» STORED RECORDS:

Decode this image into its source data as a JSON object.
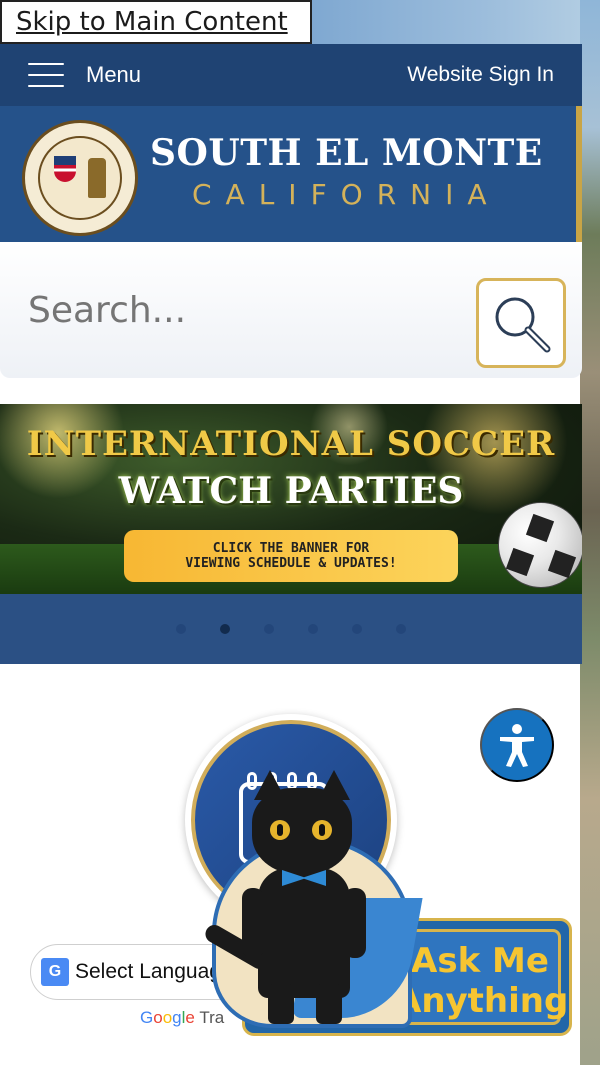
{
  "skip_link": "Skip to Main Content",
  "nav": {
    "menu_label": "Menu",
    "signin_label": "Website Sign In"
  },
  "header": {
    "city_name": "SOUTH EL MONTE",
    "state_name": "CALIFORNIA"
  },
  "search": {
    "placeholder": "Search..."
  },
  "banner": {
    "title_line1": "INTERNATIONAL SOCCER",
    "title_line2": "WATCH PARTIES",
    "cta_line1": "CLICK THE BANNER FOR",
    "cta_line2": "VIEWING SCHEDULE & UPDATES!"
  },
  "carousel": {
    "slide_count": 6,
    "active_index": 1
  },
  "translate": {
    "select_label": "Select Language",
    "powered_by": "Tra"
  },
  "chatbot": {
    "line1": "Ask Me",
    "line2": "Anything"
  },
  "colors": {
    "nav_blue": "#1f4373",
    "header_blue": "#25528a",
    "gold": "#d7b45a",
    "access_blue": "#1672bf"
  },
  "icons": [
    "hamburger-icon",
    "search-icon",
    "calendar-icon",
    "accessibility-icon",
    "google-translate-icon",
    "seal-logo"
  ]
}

» PROBLEM DESCRIPTION:
Each record above should be copied character for character, with pictures dropped.

» COMPLETED TASK:
Decode this image into its source data as a JSON object.
{
  "skip_link": "Skip to Main Content",
  "nav": {
    "menu_label": "Menu",
    "signin_label": "Website Sign In"
  },
  "header": {
    "city_name": "SOUTH EL MONTE",
    "state_name": "CALIFORNIA"
  },
  "search": {
    "placeholder": "Search..."
  },
  "banner": {
    "title_line1": "INTERNATIONAL SOCCER",
    "title_line2": "WATCH PARTIES",
    "cta_line1": "CLICK THE BANNER FOR",
    "cta_line2": "VIEWING SCHEDULE & UPDATES!"
  },
  "carousel": {
    "slide_count": 6,
    "active_index": 1
  },
  "translate": {
    "select_label": "Select Language",
    "powered_by": "Tra"
  },
  "chatbot": {
    "line1": "Ask Me",
    "line2": "Anything"
  },
  "colors": {
    "nav_blue": "#1f4373",
    "header_blue": "#25528a",
    "gold": "#d7b45a",
    "access_blue": "#1672bf"
  },
  "icons": [
    "hamburger-icon",
    "search-icon",
    "calendar-icon",
    "accessibility-icon",
    "google-translate-icon",
    "seal-logo"
  ]
}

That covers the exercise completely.